Excerpt from a dataset:
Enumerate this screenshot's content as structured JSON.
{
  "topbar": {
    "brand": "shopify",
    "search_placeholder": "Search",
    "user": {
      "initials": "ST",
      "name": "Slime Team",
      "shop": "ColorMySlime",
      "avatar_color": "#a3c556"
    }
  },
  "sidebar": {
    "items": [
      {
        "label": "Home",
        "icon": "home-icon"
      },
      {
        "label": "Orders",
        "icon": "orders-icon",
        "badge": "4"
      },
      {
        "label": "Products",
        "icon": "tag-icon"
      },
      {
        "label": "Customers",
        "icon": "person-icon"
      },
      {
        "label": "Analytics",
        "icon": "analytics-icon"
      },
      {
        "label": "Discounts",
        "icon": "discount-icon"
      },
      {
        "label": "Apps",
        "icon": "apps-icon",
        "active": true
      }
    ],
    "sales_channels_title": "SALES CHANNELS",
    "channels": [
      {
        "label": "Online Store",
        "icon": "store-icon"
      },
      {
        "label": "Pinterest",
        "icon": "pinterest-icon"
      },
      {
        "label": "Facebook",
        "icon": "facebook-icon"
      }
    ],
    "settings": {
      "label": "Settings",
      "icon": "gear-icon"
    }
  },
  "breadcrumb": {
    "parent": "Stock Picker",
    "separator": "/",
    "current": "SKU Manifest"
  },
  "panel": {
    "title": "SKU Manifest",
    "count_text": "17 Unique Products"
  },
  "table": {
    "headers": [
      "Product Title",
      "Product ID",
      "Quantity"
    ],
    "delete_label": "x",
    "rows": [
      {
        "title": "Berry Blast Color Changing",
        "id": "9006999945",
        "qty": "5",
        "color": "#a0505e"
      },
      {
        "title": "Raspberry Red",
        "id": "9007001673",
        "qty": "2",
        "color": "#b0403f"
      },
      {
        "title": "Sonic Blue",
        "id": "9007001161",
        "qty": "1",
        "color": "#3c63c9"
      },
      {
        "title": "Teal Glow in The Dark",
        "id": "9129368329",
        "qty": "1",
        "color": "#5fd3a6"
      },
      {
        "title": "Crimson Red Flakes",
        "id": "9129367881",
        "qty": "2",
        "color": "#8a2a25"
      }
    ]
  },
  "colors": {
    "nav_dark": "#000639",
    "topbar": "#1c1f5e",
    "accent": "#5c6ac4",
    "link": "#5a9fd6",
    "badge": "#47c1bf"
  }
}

## Request
Restate the whole listing exactly, leaving out nothing.

## Correct answer
Enumerate this screenshot's content as structured JSON.
{
  "topbar": {
    "brand": "shopify",
    "search_placeholder": "Search",
    "user": {
      "initials": "ST",
      "name": "Slime Team",
      "shop": "ColorMySlime",
      "avatar_color": "#a3c556"
    }
  },
  "sidebar": {
    "items": [
      {
        "label": "Home",
        "icon": "home-icon"
      },
      {
        "label": "Orders",
        "icon": "orders-icon",
        "badge": "4"
      },
      {
        "label": "Products",
        "icon": "tag-icon"
      },
      {
        "label": "Customers",
        "icon": "person-icon"
      },
      {
        "label": "Analytics",
        "icon": "analytics-icon"
      },
      {
        "label": "Discounts",
        "icon": "discount-icon"
      },
      {
        "label": "Apps",
        "icon": "apps-icon",
        "active": true
      }
    ],
    "sales_channels_title": "SALES CHANNELS",
    "channels": [
      {
        "label": "Online Store",
        "icon": "store-icon"
      },
      {
        "label": "Pinterest",
        "icon": "pinterest-icon"
      },
      {
        "label": "Facebook",
        "icon": "facebook-icon"
      }
    ],
    "settings": {
      "label": "Settings",
      "icon": "gear-icon"
    }
  },
  "breadcrumb": {
    "parent": "Stock Picker",
    "separator": "/",
    "current": "SKU Manifest"
  },
  "panel": {
    "title": "SKU Manifest",
    "count_text": "17 Unique Products"
  },
  "table": {
    "headers": [
      "Product Title",
      "Product ID",
      "Quantity"
    ],
    "delete_label": "x",
    "rows": [
      {
        "title": "Berry Blast Color Changing",
        "id": "9006999945",
        "qty": "5",
        "color": "#a0505e"
      },
      {
        "title": "Raspberry Red",
        "id": "9007001673",
        "qty": "2",
        "color": "#b0403f"
      },
      {
        "title": "Sonic Blue",
        "id": "9007001161",
        "qty": "1",
        "color": "#3c63c9"
      },
      {
        "title": "Teal Glow in The Dark",
        "id": "9129368329",
        "qty": "1",
        "color": "#5fd3a6"
      },
      {
        "title": "Crimson Red Flakes",
        "id": "9129367881",
        "qty": "2",
        "color": "#8a2a25"
      }
    ]
  },
  "colors": {
    "nav_dark": "#000639",
    "topbar": "#1c1f5e",
    "accent": "#5c6ac4",
    "link": "#5a9fd6",
    "badge": "#47c1bf"
  }
}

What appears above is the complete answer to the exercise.